→ **Data listing**
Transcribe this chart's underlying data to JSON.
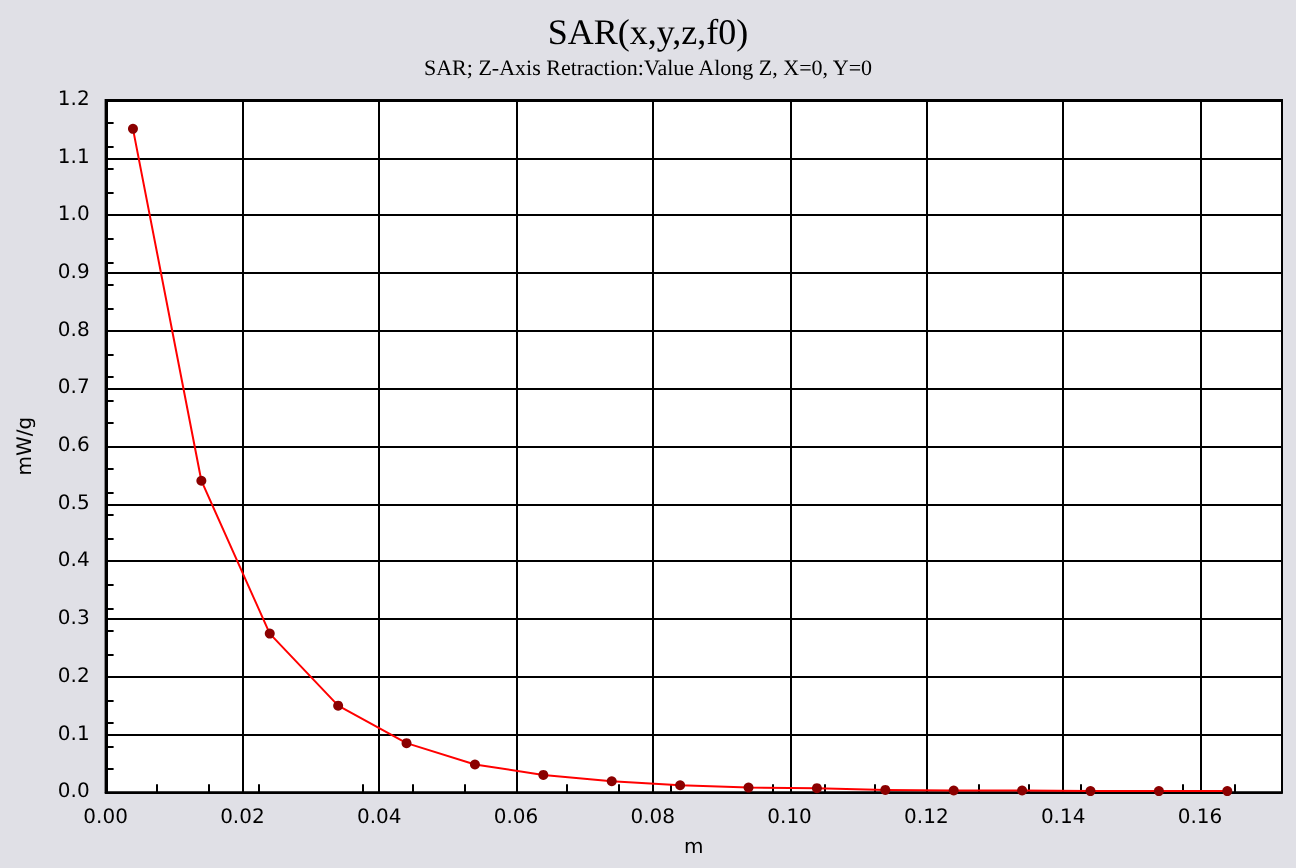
{
  "chart_data": {
    "type": "line",
    "title": "SAR(x,y,z,f0)",
    "subtitle": "SAR; Z-Axis Retraction:Value Along Z, X=0, Y=0",
    "xlabel": "m",
    "ylabel": "mW/g",
    "series": [
      {
        "color": "#ff0000",
        "x": [
          0.004,
          0.014,
          0.024,
          0.034,
          0.044,
          0.054,
          0.064,
          0.074,
          0.084,
          0.094,
          0.104,
          0.114,
          0.124,
          0.134,
          0.144,
          0.154,
          0.164
        ],
        "values": [
          1.15,
          0.54,
          0.275,
          0.15,
          0.085,
          0.048,
          0.03,
          0.019,
          0.012,
          0.008,
          0.007,
          0.004,
          0.003,
          0.003,
          0.002,
          0.002,
          0.002
        ]
      }
    ],
    "xlim": [
      0,
      0.172
    ],
    "xticks": [
      {
        "value": 0,
        "label": "0.00"
      },
      {
        "value": 0.02,
        "label": "0.02"
      },
      {
        "value": 0.04,
        "label": "0.04"
      },
      {
        "value": 0.06,
        "label": "0.06"
      },
      {
        "value": 0.08,
        "label": "0.08"
      },
      {
        "value": 0.1,
        "label": "0.10"
      },
      {
        "value": 0.12,
        "label": "0.12"
      },
      {
        "value": 0.14,
        "label": "0.14"
      },
      {
        "value": 0.16,
        "label": "0.16"
      }
    ],
    "ylim": [
      0,
      1.2
    ],
    "yticks": [
      {
        "value": 0,
        "label": "0.0"
      },
      {
        "value": 0.1,
        "label": "0.1"
      },
      {
        "value": 0.2,
        "label": "0.2"
      },
      {
        "value": 0.3,
        "label": "0.3"
      },
      {
        "value": 0.4,
        "label": "0.4"
      },
      {
        "value": 0.5,
        "label": "0.5"
      },
      {
        "value": 0.6,
        "label": "0.6"
      },
      {
        "value": 0.7,
        "label": "0.7"
      },
      {
        "value": 0.8,
        "label": "0.8"
      },
      {
        "value": 0.9,
        "label": "0.9"
      },
      {
        "value": 1.0,
        "label": "1.0"
      },
      {
        "value": 1.1,
        "label": "1.1"
      },
      {
        "value": 1.2,
        "label": "1.2"
      }
    ],
    "grid": true,
    "marker": "circle",
    "line_style": "solid"
  }
}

→ **SHORT PROBLEM**
Reproduce the entries above exactly. Do not include the images.

→ **TASK RESPONSE**
Transcribe this chart's underlying data to JSON.
{
  "chart_data": {
    "type": "line",
    "title": "SAR(x,y,z,f0)",
    "subtitle": "SAR; Z-Axis Retraction:Value Along Z, X=0, Y=0",
    "xlabel": "m",
    "ylabel": "mW/g",
    "series": [
      {
        "color": "#ff0000",
        "x": [
          0.004,
          0.014,
          0.024,
          0.034,
          0.044,
          0.054,
          0.064,
          0.074,
          0.084,
          0.094,
          0.104,
          0.114,
          0.124,
          0.134,
          0.144,
          0.154,
          0.164
        ],
        "values": [
          1.15,
          0.54,
          0.275,
          0.15,
          0.085,
          0.048,
          0.03,
          0.019,
          0.012,
          0.008,
          0.007,
          0.004,
          0.003,
          0.003,
          0.002,
          0.002,
          0.002
        ]
      }
    ],
    "xlim": [
      0,
      0.172
    ],
    "xticks": [
      {
        "value": 0,
        "label": "0.00"
      },
      {
        "value": 0.02,
        "label": "0.02"
      },
      {
        "value": 0.04,
        "label": "0.04"
      },
      {
        "value": 0.06,
        "label": "0.06"
      },
      {
        "value": 0.08,
        "label": "0.08"
      },
      {
        "value": 0.1,
        "label": "0.10"
      },
      {
        "value": 0.12,
        "label": "0.12"
      },
      {
        "value": 0.14,
        "label": "0.14"
      },
      {
        "value": 0.16,
        "label": "0.16"
      }
    ],
    "ylim": [
      0,
      1.2
    ],
    "yticks": [
      {
        "value": 0,
        "label": "0.0"
      },
      {
        "value": 0.1,
        "label": "0.1"
      },
      {
        "value": 0.2,
        "label": "0.2"
      },
      {
        "value": 0.3,
        "label": "0.3"
      },
      {
        "value": 0.4,
        "label": "0.4"
      },
      {
        "value": 0.5,
        "label": "0.5"
      },
      {
        "value": 0.6,
        "label": "0.6"
      },
      {
        "value": 0.7,
        "label": "0.7"
      },
      {
        "value": 0.8,
        "label": "0.8"
      },
      {
        "value": 0.9,
        "label": "0.9"
      },
      {
        "value": 1.0,
        "label": "1.0"
      },
      {
        "value": 1.1,
        "label": "1.1"
      },
      {
        "value": 1.2,
        "label": "1.2"
      }
    ],
    "grid": true,
    "marker": "circle",
    "line_style": "solid"
  }
}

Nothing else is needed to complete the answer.